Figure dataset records
──────────
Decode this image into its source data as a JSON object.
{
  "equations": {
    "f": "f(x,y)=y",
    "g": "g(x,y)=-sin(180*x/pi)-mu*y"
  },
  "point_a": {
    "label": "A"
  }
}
──────────
## Task requirements:
Nothing in the listing may be changed; retype it all exactly.

## Correct output:
Decode this image into its source data as a JSON object.
{
  "equations": {
    "f": "f(x,y)=y",
    "g": "g(x,y)=-sin(180*x/pi)-mu*y"
  },
  "point_a": {
    "label": "A"
  }
}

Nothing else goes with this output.